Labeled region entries
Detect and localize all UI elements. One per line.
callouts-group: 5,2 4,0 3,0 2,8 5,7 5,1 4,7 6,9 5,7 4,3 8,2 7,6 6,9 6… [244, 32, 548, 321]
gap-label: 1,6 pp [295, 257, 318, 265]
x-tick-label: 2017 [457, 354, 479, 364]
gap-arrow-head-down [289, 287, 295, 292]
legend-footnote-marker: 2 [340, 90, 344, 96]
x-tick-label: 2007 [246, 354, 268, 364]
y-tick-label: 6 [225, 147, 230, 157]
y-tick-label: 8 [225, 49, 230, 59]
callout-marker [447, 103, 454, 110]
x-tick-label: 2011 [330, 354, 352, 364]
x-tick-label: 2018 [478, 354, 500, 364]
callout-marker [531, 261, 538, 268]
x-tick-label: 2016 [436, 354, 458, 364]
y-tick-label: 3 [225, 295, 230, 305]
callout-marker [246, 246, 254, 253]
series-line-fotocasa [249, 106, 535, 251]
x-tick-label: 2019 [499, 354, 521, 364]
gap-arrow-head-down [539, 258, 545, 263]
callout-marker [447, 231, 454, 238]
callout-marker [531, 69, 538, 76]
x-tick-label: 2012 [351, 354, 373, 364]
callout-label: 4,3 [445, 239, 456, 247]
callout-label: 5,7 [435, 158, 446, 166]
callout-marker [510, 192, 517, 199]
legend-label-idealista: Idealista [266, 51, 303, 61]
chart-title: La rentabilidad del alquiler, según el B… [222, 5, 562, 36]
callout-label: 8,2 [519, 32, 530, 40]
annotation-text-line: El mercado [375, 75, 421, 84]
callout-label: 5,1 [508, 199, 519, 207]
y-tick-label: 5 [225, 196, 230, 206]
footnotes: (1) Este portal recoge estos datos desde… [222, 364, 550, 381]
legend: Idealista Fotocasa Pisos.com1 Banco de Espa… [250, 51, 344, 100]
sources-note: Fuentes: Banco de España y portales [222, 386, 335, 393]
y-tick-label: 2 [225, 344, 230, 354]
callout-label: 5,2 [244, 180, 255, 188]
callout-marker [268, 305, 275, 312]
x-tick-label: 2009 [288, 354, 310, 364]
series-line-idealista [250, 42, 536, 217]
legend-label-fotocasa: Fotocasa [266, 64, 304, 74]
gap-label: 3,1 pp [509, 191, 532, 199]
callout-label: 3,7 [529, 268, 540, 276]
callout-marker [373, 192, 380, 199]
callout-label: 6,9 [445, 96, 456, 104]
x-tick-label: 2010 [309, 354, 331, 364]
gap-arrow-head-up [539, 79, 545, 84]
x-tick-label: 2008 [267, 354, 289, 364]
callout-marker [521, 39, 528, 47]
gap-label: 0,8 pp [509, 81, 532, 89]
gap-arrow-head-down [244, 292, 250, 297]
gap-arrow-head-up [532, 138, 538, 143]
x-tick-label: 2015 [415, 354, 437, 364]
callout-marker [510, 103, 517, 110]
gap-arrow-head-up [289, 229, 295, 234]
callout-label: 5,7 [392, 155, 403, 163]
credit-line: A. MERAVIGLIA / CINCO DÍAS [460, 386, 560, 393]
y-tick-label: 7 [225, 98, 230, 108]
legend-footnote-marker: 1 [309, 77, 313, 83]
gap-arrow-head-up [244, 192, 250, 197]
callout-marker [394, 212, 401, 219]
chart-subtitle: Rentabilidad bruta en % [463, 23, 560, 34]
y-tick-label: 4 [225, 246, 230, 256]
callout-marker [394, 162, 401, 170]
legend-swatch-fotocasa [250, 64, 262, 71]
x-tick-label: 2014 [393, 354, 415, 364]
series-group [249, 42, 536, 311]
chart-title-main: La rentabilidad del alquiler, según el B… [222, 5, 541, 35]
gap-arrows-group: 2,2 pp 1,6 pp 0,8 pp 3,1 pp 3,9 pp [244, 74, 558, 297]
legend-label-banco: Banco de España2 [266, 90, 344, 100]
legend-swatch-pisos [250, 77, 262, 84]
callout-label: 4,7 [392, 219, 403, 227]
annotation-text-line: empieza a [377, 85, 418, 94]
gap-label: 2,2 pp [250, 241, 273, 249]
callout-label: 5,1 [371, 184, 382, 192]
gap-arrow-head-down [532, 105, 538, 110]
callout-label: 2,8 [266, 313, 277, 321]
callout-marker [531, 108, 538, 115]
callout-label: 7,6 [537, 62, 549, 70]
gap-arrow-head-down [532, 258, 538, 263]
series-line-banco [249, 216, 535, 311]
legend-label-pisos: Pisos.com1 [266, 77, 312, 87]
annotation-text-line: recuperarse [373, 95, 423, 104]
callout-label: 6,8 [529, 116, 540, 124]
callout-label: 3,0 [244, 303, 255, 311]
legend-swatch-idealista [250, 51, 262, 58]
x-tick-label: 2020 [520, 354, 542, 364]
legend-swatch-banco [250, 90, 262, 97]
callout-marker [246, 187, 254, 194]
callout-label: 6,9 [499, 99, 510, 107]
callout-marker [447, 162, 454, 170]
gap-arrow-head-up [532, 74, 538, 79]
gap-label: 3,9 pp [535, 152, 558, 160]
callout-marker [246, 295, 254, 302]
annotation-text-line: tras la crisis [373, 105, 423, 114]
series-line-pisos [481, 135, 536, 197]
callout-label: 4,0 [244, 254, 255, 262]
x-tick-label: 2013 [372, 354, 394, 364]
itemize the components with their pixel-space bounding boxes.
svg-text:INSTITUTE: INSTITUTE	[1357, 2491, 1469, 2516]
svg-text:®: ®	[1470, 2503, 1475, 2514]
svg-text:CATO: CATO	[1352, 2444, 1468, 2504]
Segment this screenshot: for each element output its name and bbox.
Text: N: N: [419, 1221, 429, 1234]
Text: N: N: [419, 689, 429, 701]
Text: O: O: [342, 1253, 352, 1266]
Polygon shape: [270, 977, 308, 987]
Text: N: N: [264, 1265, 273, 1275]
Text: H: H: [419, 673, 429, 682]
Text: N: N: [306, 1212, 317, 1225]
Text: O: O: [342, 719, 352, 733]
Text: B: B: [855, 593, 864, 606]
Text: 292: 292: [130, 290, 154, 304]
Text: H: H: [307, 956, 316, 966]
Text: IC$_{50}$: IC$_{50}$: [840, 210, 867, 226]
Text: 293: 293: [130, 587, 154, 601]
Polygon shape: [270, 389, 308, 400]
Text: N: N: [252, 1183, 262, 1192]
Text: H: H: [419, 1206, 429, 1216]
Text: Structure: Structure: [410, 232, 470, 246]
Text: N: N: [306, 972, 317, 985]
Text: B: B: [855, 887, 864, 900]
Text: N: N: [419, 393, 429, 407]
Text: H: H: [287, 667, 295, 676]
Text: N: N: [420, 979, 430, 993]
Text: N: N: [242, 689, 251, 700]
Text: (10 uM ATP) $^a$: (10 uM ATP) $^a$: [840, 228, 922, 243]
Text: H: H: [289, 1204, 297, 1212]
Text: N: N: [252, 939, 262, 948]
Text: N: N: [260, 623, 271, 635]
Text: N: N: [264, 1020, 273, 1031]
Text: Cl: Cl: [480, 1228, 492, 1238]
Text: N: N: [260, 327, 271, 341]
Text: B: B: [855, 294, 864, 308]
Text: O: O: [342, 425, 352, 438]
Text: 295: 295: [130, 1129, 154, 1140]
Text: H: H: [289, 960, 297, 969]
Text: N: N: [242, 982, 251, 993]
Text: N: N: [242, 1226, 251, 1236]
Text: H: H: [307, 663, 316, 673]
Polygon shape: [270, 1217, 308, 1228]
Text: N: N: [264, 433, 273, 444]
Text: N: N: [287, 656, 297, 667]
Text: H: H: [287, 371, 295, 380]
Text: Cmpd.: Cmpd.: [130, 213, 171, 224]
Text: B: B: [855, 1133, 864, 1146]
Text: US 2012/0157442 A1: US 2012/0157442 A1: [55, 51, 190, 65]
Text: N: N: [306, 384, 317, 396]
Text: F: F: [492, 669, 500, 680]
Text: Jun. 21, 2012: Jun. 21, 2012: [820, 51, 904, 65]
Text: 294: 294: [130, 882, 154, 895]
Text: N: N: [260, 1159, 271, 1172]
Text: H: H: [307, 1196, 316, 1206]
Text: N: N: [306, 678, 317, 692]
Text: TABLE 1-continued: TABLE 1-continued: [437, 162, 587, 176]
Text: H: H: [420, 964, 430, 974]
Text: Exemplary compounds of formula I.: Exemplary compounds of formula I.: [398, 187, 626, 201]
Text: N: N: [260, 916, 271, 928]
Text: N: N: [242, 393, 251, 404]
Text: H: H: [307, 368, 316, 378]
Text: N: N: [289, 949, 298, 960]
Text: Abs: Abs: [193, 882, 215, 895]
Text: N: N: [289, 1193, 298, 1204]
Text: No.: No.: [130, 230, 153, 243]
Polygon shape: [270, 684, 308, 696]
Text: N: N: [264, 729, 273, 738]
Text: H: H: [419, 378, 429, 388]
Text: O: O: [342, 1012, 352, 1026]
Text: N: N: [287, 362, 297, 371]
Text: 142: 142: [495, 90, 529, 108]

◆ **Written request**
Write out the records above, starting at the first line and ending at the line that contains "legend: Idealista Fotocasa", keeping both of those lines.

◆ **Exercise answer**
Detect and localize all UI elements. One per line.
callouts-group: 5,2 4,0 3,0 2,8 5,7 5,1 4,7 6,9 5,7 4,3 8,2 7,6 6,9 6… [244, 32, 548, 321]
gap-label: 1,6 pp [295, 257, 318, 265]
x-tick-label: 2017 [457, 354, 479, 364]
gap-arrow-head-down [289, 287, 295, 292]
legend-footnote-marker: 2 [340, 90, 344, 96]
x-tick-label: 2007 [246, 354, 268, 364]
y-tick-label: 6 [225, 147, 230, 157]
y-tick-label: 8 [225, 49, 230, 59]
callout-marker [447, 103, 454, 110]
x-tick-label: 2011 [330, 354, 352, 364]
x-tick-label: 2018 [478, 354, 500, 364]
callout-marker [531, 261, 538, 268]
x-tick-label: 2016 [436, 354, 458, 364]
y-tick-label: 3 [225, 295, 230, 305]
callout-marker [246, 246, 254, 253]
series-line-fotocasa [249, 106, 535, 251]
x-tick-label: 2019 [499, 354, 521, 364]
gap-arrow-head-down [539, 258, 545, 263]
callout-marker [447, 231, 454, 238]
callout-marker [531, 69, 538, 76]
x-tick-label: 2012 [351, 354, 373, 364]
callout-label: 4,3 [445, 239, 456, 247]
callout-label: 5,7 [435, 158, 446, 166]
callout-marker [510, 192, 517, 199]
legend-label-idealista: Idealista [266, 51, 303, 61]
chart-title: La rentabilidad del alquiler, según el B… [222, 5, 562, 36]
callout-label: 8,2 [519, 32, 530, 40]
annotation-text-line: El mercado [375, 75, 421, 84]
callout-label: 5,1 [508, 199, 519, 207]
y-tick-label: 5 [225, 196, 230, 206]
footnotes: (1) Este portal recoge estos datos desde… [222, 364, 550, 381]
legend: Idealista Fotocasa Pisos.com1 Banco de Espa… [250, 51, 344, 100]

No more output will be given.